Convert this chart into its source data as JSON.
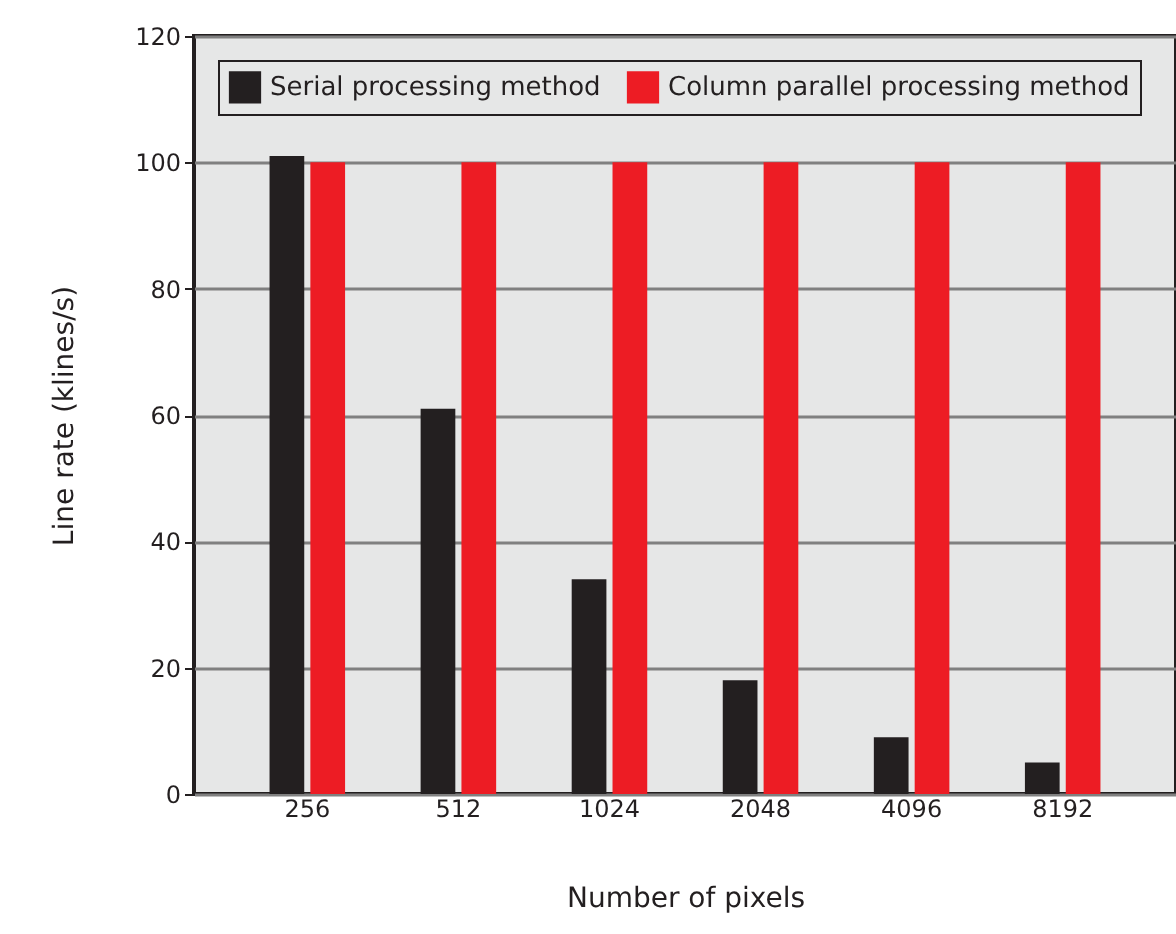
{
  "chart_data": {
    "type": "bar",
    "xlabel": "Number of pixels",
    "ylabel": "Line rate (klines/s)",
    "categories": [
      "256",
      "512",
      "1024",
      "2048",
      "4096",
      "8192"
    ],
    "series": [
      {
        "name": "Serial processing method",
        "color": "#231f20",
        "values": [
          101,
          61,
          34,
          18,
          9,
          5
        ]
      },
      {
        "name": "Column parallel processing method",
        "color": "#ed1c24",
        "values": [
          100,
          100,
          100,
          100,
          100,
          100
        ]
      }
    ],
    "ylim": [
      0,
      120
    ],
    "yticks": [
      0,
      20,
      40,
      60,
      80,
      100,
      120
    ],
    "grid": "y",
    "legend": "top"
  }
}
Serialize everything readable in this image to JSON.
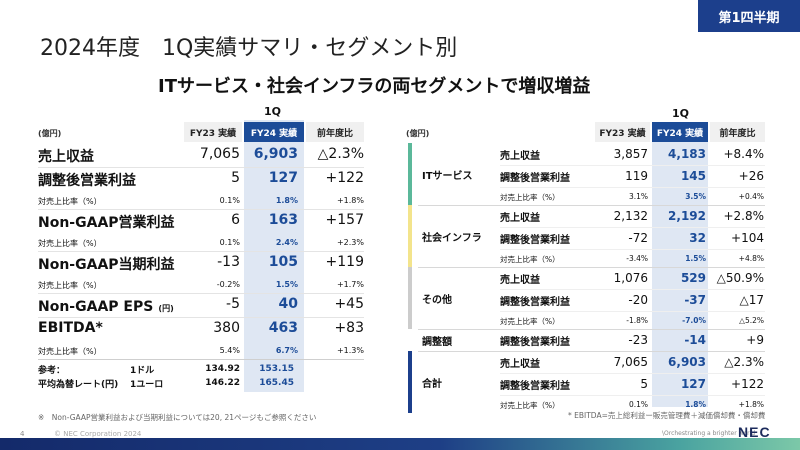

^^^^^^^^^^^^^^^^

(What is required): Without including any pictures, output all the entries above exactly.

(Written response):
Convert this chart into its source data as JSON.
{
  "chart_data": {
    "type": "bar",
    "xlabel": "Number of pixels",
    "ylabel": "Line rate (klines/s)",
    "categories": [
      "256",
      "512",
      "1024",
      "2048",
      "4096",
      "8192"
    ],
    "series": [
      {
        "name": "Serial processing method",
        "color": "#231f20",
        "values": [
          101,
          61,
          34,
          18,
          9,
          5
        ]
      },
      {
        "name": "Column parallel processing method",
        "color": "#ed1c24",
        "values": [
          100,
          100,
          100,
          100,
          100,
          100
        ]
      }
    ],
    "ylim": [
      0,
      120
    ],
    "yticks": [
      0,
      20,
      40,
      60,
      80,
      100,
      120
    ],
    "grid": "y",
    "legend": "top"
  }
}
Serialize everything readable in this image to JSON.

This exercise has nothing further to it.